Instructions for the task: Reproduce all records exactly.

Records shown:
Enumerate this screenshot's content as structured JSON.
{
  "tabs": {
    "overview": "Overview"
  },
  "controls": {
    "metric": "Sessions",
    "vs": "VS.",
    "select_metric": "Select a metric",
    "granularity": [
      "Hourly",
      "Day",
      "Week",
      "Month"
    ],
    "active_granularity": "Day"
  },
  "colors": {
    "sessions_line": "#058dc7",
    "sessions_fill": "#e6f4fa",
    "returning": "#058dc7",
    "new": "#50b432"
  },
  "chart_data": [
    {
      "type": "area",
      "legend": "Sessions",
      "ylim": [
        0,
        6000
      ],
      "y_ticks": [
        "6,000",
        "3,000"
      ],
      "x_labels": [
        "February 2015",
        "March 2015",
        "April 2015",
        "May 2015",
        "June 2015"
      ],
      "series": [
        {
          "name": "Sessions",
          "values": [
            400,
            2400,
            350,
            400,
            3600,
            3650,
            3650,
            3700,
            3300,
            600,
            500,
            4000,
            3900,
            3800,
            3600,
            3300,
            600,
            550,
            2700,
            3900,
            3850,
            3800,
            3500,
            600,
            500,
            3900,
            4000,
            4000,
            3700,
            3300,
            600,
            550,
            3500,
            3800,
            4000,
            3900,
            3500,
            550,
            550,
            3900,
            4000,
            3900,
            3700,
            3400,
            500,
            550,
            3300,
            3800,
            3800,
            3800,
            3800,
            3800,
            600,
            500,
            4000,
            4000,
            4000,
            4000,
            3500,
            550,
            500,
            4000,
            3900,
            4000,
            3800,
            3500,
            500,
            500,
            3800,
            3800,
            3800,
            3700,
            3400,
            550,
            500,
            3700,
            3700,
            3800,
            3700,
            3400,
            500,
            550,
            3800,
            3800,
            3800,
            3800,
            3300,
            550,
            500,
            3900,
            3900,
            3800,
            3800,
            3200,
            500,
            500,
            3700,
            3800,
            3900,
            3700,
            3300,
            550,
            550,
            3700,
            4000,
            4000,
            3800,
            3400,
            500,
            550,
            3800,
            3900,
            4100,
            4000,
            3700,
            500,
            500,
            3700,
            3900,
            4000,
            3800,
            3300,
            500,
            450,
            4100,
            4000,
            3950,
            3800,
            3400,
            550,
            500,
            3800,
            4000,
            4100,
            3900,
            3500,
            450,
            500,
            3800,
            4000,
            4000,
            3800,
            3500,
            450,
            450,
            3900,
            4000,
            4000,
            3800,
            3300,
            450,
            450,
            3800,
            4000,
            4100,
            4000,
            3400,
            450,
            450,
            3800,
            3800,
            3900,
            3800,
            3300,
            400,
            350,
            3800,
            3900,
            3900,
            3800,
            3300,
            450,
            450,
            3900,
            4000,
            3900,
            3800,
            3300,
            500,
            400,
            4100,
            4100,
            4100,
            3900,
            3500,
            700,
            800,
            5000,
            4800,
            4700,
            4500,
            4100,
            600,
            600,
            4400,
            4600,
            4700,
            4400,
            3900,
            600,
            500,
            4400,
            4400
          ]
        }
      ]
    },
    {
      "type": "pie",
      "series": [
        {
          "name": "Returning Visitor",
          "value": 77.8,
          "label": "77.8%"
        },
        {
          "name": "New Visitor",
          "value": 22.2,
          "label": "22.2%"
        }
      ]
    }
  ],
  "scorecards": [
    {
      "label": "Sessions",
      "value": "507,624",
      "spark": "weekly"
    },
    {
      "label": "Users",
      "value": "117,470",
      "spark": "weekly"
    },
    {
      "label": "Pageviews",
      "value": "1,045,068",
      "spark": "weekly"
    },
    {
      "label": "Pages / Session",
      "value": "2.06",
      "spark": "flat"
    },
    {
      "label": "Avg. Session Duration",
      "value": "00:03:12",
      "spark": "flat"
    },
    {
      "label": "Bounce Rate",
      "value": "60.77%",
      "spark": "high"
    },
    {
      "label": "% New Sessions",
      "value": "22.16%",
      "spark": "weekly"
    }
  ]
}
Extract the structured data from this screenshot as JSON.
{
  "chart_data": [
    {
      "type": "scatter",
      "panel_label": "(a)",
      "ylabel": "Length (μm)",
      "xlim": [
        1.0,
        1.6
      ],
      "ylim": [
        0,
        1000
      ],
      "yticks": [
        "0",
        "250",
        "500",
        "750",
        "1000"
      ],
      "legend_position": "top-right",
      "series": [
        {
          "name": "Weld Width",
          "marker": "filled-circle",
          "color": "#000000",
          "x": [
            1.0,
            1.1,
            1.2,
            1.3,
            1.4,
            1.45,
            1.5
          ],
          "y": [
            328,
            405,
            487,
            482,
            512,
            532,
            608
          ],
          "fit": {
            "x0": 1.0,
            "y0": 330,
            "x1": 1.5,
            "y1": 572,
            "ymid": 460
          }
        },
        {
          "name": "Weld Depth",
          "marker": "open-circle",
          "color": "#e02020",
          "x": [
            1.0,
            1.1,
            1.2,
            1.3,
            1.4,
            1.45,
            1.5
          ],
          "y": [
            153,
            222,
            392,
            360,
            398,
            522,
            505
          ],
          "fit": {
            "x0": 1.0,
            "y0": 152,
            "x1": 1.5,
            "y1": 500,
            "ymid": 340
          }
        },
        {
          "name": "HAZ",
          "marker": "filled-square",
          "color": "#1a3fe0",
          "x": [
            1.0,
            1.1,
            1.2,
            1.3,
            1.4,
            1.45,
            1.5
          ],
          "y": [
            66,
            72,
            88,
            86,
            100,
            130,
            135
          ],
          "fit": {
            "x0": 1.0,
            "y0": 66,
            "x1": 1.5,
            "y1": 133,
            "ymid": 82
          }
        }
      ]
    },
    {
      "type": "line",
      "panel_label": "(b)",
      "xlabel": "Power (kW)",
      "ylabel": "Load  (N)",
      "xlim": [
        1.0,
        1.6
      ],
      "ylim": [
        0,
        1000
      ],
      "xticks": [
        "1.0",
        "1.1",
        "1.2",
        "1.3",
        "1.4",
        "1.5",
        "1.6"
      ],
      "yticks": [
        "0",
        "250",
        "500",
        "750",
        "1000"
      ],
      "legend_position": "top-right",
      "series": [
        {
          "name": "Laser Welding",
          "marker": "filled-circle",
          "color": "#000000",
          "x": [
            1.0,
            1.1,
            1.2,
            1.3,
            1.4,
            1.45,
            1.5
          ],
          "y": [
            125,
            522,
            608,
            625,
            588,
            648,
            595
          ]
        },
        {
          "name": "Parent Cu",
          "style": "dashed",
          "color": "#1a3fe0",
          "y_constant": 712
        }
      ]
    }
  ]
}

Exercise response:
Enumerate this screenshot's content as structured JSON.
{
  "tabs": {
    "overview": "Overview"
  },
  "controls": {
    "metric": "Sessions",
    "vs": "VS.",
    "select_metric": "Select a metric",
    "granularity": [
      "Hourly",
      "Day",
      "Week",
      "Month"
    ],
    "active_granularity": "Day"
  },
  "colors": {
    "sessions_line": "#058dc7",
    "sessions_fill": "#e6f4fa",
    "returning": "#058dc7",
    "new": "#50b432"
  },
  "chart_data": [
    {
      "type": "area",
      "legend": "Sessions",
      "ylim": [
        0,
        6000
      ],
      "y_ticks": [
        "6,000",
        "3,000"
      ],
      "x_labels": [
        "February 2015",
        "March 2015",
        "April 2015",
        "May 2015",
        "June 2015"
      ],
      "series": [
        {
          "name": "Sessions",
          "values": [
            400,
            2400,
            350,
            400,
            3600,
            3650,
            3650,
            3700,
            3300,
            600,
            500,
            4000,
            3900,
            3800,
            3600,
            3300,
            600,
            550,
            2700,
            3900,
            3850,
            3800,
            3500,
            600,
            500,
            3900,
            4000,
            4000,
            3700,
            3300,
            600,
            550,
            3500,
            3800,
            4000,
            3900,
            3500,
            550,
            550,
            3900,
            4000,
            3900,
            3700,
            3400,
            500,
            550,
            3300,
            3800,
            3800,
            3800,
            3800,
            3800,
            600,
            500,
            4000,
            4000,
            4000,
            4000,
            3500,
            550,
            500,
            4000,
            3900,
            4000,
            3800,
            3500,
            500,
            500,
            3800,
            3800,
            3800,
            3700,
            3400,
            550,
            500,
            3700,
            3700,
            3800,
            3700,
            3400,
            500,
            550,
            3800,
            3800,
            3800,
            3800,
            3300,
            550,
            500,
            3900,
            3900,
            3800,
            3800,
            3200,
            500,
            500,
            3700,
            3800,
            3900,
            3700,
            3300,
            550,
            550,
            3700,
            4000,
            4000,
            3800,
            3400,
            500,
            550,
            3800,
            3900,
            4100,
            4000,
            3700,
            500,
            500,
            3700,
            3900,
            4000,
            3800,
            3300,
            500,
            450,
            4100,
            4000,
            3950,
            3800,
            3400,
            550,
            500,
            3800,
            4000,
            4100,
            3900,
            3500,
            450,
            500,
            3800,
            4000,
            4000,
            3800,
            3500,
            450,
            450,
            3900,
            4000,
            4000,
            3800,
            3300,
            450,
            450,
            3800,
            4000,
            4100,
            4000,
            3400,
            450,
            450,
            3800,
            3800,
            3900,
            3800,
            3300,
            400,
            350,
            3800,
            3900,
            3900,
            3800,
            3300,
            450,
            450,
            3900,
            4000,
            3900,
            3800,
            3300,
            500,
            400,
            4100,
            4100,
            4100,
            3900,
            3500,
            700,
            800,
            5000,
            4800,
            4700,
            4500,
            4100,
            600,
            600,
            4400,
            4600,
            4700,
            4400,
            3900,
            600,
            500,
            4400,
            4400
          ]
        }
      ]
    },
    {
      "type": "pie",
      "series": [
        {
          "name": "Returning Visitor",
          "value": 77.8,
          "label": "77.8%"
        },
        {
          "name": "New Visitor",
          "value": 22.2,
          "label": "22.2%"
        }
      ]
    }
  ],
  "scorecards": [
    {
      "label": "Sessions",
      "value": "507,624",
      "spark": "weekly"
    },
    {
      "label": "Users",
      "value": "117,470",
      "spark": "weekly"
    },
    {
      "label": "Pageviews",
      "value": "1,045,068",
      "spark": "weekly"
    },
    {
      "label": "Pages / Session",
      "value": "2.06",
      "spark": "flat"
    },
    {
      "label": "Avg. Session Duration",
      "value": "00:03:12",
      "spark": "flat"
    },
    {
      "label": "Bounce Rate",
      "value": "60.77%",
      "spark": "high"
    },
    {
      "label": "% New Sessions",
      "value": "22.16%",
      "spark": "weekly"
    }
  ]
}
Extract the structured data from this screenshot as JSON.
{
  "chart_data": [
    {
      "type": "scatter",
      "panel_label": "(a)",
      "ylabel": "Length (μm)",
      "xlim": [
        1.0,
        1.6
      ],
      "ylim": [
        0,
        1000
      ],
      "yticks": [
        "0",
        "250",
        "500",
        "750",
        "1000"
      ],
      "legend_position": "top-right",
      "series": [
        {
          "name": "Weld Width",
          "marker": "filled-circle",
          "color": "#000000",
          "x": [
            1.0,
            1.1,
            1.2,
            1.3,
            1.4,
            1.45,
            1.5
          ],
          "y": [
            328,
            405,
            487,
            482,
            512,
            532,
            608
          ],
          "fit": {
            "x0": 1.0,
            "y0": 330,
            "x1": 1.5,
            "y1": 572,
            "ymid": 460
          }
        },
        {
          "name": "Weld Depth",
          "marker": "open-circle",
          "color": "#e02020",
          "x": [
            1.0,
            1.1,
            1.2,
            1.3,
            1.4,
            1.45,
            1.5
          ],
          "y": [
            153,
            222,
            392,
            360,
            398,
            522,
            505
          ],
          "fit": {
            "x0": 1.0,
            "y0": 152,
            "x1": 1.5,
            "y1": 500,
            "ymid": 340
          }
        },
        {
          "name": "HAZ",
          "marker": "filled-square",
          "color": "#1a3fe0",
          "x": [
            1.0,
            1.1,
            1.2,
            1.3,
            1.4,
            1.45,
            1.5
          ],
          "y": [
            66,
            72,
            88,
            86,
            100,
            130,
            135
          ],
          "fit": {
            "x0": 1.0,
            "y0": 66,
            "x1": 1.5,
            "y1": 133,
            "ymid": 82
          }
        }
      ]
    },
    {
      "type": "line",
      "panel_label": "(b)",
      "xlabel": "Power (kW)",
      "ylabel": "Load  (N)",
      "xlim": [
        1.0,
        1.6
      ],
      "ylim": [
        0,
        1000
      ],
      "xticks": [
        "1.0",
        "1.1",
        "1.2",
        "1.3",
        "1.4",
        "1.5",
        "1.6"
      ],
      "yticks": [
        "0",
        "250",
        "500",
        "750",
        "1000"
      ],
      "legend_position": "top-right",
      "series": [
        {
          "name": "Laser Welding",
          "marker": "filled-circle",
          "color": "#000000",
          "x": [
            1.0,
            1.1,
            1.2,
            1.3,
            1.4,
            1.45,
            1.5
          ],
          "y": [
            125,
            522,
            608,
            625,
            588,
            648,
            595
          ]
        },
        {
          "name": "Parent Cu",
          "style": "dashed",
          "color": "#1a3fe0",
          "y_constant": 712
        }
      ]
    }
  ]
}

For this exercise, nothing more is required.